### PROBLEM TO WORK ON
Output the records. Match them exactly.

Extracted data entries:
● ● ● ● ● ● ●

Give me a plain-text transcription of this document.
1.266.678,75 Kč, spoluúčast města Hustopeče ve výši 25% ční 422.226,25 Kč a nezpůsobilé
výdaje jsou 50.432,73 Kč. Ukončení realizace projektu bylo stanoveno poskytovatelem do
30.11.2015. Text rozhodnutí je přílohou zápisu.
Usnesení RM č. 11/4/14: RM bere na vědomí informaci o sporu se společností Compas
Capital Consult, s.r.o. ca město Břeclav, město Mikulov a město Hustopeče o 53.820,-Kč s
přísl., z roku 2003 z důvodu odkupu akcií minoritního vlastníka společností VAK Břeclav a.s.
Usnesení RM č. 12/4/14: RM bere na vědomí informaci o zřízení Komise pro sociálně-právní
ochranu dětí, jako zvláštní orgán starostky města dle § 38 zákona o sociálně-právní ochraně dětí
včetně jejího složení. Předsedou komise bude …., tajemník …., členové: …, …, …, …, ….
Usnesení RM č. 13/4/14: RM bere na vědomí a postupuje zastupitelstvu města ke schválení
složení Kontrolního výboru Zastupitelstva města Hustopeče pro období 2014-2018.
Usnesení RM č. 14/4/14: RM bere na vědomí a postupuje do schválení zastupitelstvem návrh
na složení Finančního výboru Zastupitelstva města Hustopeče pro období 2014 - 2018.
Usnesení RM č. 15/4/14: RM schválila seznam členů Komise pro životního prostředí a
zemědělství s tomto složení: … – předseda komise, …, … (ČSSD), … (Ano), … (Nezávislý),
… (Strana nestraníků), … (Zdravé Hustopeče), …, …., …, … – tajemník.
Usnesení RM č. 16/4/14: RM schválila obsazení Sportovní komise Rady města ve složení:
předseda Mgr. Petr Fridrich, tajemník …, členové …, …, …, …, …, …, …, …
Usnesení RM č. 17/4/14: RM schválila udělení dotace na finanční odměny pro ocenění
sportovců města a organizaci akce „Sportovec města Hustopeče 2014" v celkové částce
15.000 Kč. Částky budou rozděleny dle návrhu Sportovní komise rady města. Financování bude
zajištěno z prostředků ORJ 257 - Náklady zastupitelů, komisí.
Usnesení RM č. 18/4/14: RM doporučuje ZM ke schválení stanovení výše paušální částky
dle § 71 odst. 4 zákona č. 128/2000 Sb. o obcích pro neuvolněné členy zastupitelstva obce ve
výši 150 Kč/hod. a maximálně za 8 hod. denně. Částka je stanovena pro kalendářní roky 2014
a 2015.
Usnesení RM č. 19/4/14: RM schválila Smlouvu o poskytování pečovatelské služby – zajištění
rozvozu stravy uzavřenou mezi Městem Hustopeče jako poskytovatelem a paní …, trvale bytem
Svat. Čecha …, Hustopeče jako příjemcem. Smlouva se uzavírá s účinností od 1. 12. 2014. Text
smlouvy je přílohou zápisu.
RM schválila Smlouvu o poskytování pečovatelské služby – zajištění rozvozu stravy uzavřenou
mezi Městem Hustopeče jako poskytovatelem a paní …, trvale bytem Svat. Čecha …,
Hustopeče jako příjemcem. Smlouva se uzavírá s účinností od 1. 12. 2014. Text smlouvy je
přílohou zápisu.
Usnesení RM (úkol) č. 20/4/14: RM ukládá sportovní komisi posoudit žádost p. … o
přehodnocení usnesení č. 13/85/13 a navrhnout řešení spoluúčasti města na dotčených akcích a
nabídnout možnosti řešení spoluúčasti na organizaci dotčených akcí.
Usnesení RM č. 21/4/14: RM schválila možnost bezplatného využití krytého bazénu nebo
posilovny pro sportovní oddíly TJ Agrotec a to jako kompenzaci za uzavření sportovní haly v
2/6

● ● ● ● ● ● ●

### WORKED SOLUTION
Give me a plain-text transcription of this document.
1.266.678,75 Kč, spoluúčast města Hustopeče ve výši 25% ční 422.226,25 Kč a nezpůsobilé
výdaje jsou 50.432,73 Kč. Ukončení realizace projektu bylo stanoveno poskytovatelem do
30.11.2015. Text rozhodnutí je přílohou zápisu.
Usnesení RM č. 11/4/14: RM bere na vědomí informaci o sporu se společností Compas
Capital Consult, s.r.o. ca město Břeclav, město Mikulov a město Hustopeče o 53.820,-Kč s
přísl., z roku 2003 z důvodu odkupu akcií minoritního vlastníka společností VAK Břeclav a.s.
Usnesení RM č. 12/4/14: RM bere na vědomí informaci o zřízení Komise pro sociálně-právní
ochranu dětí, jako zvláštní orgán starostky města dle § 38 zákona o sociálně-právní ochraně dětí
včetně jejího složení. Předsedou komise bude …., tajemník …., členové: …, …, …, …, ….
Usnesení RM č. 13/4/14: RM bere na vědomí a postupuje zastupitelstvu města ke schválení
složení Kontrolního výboru Zastupitelstva města Hustopeče pro období 2014-2018.
Usnesení RM č. 14/4/14: RM bere na vědomí a postupuje do schválení zastupitelstvem návrh
na složení Finančního výboru Zastupitelstva města Hustopeče pro období 2014 - 2018.
Usnesení RM č. 15/4/14: RM schválila seznam členů Komise pro životního prostředí a
zemědělství s tomto složení: … – předseda komise, …, … (ČSSD), … (Ano), … (Nezávislý),
… (Strana nestraníků), … (Zdravé Hustopeče), …, …., …, … – tajemník.
Usnesení RM č. 16/4/14: RM schválila obsazení Sportovní komise Rady města ve složení:
předseda Mgr. Petr Fridrich, tajemník …, členové …, …, …, …, …, …, …, …
Usnesení RM č. 17/4/14: RM schválila udělení dotace na finanční odměny pro ocenění
sportovců města a organizaci akce „Sportovec města Hustopeče 2014" v celkové částce
15.000 Kč. Částky budou rozděleny dle návrhu Sportovní komise rady města. Financování bude
zajištěno z prostředků ORJ 257 - Náklady zastupitelů, komisí.
Usnesení RM č. 18/4/14: RM doporučuje ZM ke schválení stanovení výše paušální částky
dle § 71 odst. 4 zákona č. 128/2000 Sb. o obcích pro neuvolněné členy zastupitelstva obce ve
výši 150 Kč/hod. a maximálně za 8 hod. denně. Částka je stanovena pro kalendářní roky 2014
a 2015.
Usnesení RM č. 19/4/14: RM schválila Smlouvu o poskytování pečovatelské služby – zajištění
rozvozu stravy uzavřenou mezi Městem Hustopeče jako poskytovatelem a paní …, trvale bytem
Svat. Čecha …, Hustopeče jako příjemcem. Smlouva se uzavírá s účinností od 1. 12. 2014. Text
smlouvy je přílohou zápisu.
RM schválila Smlouvu o poskytování pečovatelské služby – zajištění rozvozu stravy uzavřenou
mezi Městem Hustopeče jako poskytovatelem a paní …, trvale bytem Svat. Čecha …,
Hustopeče jako příjemcem. Smlouva se uzavírá s účinností od 1. 12. 2014. Text smlouvy je
přílohou zápisu.
Usnesení RM (úkol) č. 20/4/14: RM ukládá sportovní komisi posoudit žádost p. … o
přehodnocení usnesení č. 13/85/13 a navrhnout řešení spoluúčasti města na dotčených akcích a
nabídnout možnosti řešení spoluúčasti na organizaci dotčených akcí.
Usnesení RM č. 21/4/14: RM schválila možnost bezplatného využití krytého bazénu nebo
posilovny pro sportovní oddíly TJ Agrotec a to jako kompenzaci za uzavření sportovní haly v
2/6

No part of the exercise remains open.